→ **Work instructions**
Set down the material once more, exactly as it appears.

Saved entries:
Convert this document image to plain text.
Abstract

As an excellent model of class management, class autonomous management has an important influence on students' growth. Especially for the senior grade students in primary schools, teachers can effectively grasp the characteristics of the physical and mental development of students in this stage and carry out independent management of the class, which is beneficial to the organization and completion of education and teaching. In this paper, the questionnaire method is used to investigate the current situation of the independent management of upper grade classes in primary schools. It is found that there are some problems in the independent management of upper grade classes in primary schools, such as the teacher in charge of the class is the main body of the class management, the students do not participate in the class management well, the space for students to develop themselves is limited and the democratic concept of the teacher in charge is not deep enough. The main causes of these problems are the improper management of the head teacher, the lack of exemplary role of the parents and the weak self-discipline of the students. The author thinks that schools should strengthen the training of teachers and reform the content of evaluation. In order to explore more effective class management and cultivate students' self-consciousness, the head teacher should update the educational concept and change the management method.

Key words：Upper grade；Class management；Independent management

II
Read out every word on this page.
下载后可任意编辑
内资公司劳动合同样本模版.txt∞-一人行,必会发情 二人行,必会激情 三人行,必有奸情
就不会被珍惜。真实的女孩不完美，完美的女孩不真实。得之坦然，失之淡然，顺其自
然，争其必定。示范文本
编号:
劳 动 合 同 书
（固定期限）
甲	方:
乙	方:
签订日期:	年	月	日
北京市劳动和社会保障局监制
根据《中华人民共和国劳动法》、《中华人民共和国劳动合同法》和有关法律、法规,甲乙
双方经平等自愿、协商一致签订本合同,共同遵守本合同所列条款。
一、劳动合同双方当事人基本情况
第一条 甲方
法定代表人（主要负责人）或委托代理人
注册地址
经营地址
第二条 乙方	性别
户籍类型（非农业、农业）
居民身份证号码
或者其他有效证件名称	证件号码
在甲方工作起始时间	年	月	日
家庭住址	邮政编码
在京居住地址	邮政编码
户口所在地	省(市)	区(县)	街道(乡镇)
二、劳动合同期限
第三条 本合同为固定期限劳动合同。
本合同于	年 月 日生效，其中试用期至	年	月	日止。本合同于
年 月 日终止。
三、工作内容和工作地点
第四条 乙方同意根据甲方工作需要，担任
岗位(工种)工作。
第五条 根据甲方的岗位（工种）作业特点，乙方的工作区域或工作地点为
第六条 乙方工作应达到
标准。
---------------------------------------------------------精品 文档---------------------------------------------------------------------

→ **Exercise output**
Convert this document image to plain text.
Abstract

As an excellent model of class management, class autonomous management has an important influence on students' growth. Especially for the senior grade students in primary schools, teachers can effectively grasp the characteristics of the physical and mental development of students in this stage and carry out independent management of the class, which is beneficial to the organization and completion of education and teaching. In this paper, the questionnaire method is used to investigate the current situation of the independent management of upper grade classes in primary schools. It is found that there are some problems in the independent management of upper grade classes in primary schools, such as the teacher in charge of the class is the main body of the class management, the students do not participate in the class management well, the space for students to develop themselves is limited and the democratic concept of the teacher in charge is not deep enough. The main causes of these problems are the improper management of the head teacher, the lack of exemplary role of the parents and the weak self-discipline of the students. The author thinks that schools should strengthen the training of teachers and reform the content of evaluation. In order to explore more effective class management and cultivate students' self-consciousness, the head teacher should update the educational concept and change the management method.

Key words：Upper grade；Class management；Independent management

II
Read out every word on this page.
下载后可任意编辑
内资公司劳动合同样本模版.txt∞-一人行,必会发情 二人行,必会激情 三人行,必有奸情
就不会被珍惜。真实的女孩不完美，完美的女孩不真实。得之坦然，失之淡然，顺其自
然，争其必定。示范文本
编号:
劳 动 合 同 书
（固定期限）
甲	方:
乙	方:
签订日期:	年	月	日
北京市劳动和社会保障局监制
根据《中华人民共和国劳动法》、《中华人民共和国劳动合同法》和有关法律、法规,甲乙
双方经平等自愿、协商一致签订本合同,共同遵守本合同所列条款。
一、劳动合同双方当事人基本情况
第一条 甲方
法定代表人（主要负责人）或委托代理人
注册地址
经营地址
第二条 乙方	性别
户籍类型（非农业、农业）
居民身份证号码
或者其他有效证件名称	证件号码
在甲方工作起始时间	年	月	日
家庭住址	邮政编码
在京居住地址	邮政编码
户口所在地	省(市)	区(县)	街道(乡镇)
二、劳动合同期限
第三条 本合同为固定期限劳动合同。
本合同于	年 月 日生效，其中试用期至	年	月	日止。本合同于
年 月 日终止。
三、工作内容和工作地点
第四条 乙方同意根据甲方工作需要，担任
岗位(工种)工作。
第五条 根据甲方的岗位（工种）作业特点，乙方的工作区域或工作地点为
第六条 乙方工作应达到
标准。
---------------------------------------------------------精品 文档---------------------------------------------------------------------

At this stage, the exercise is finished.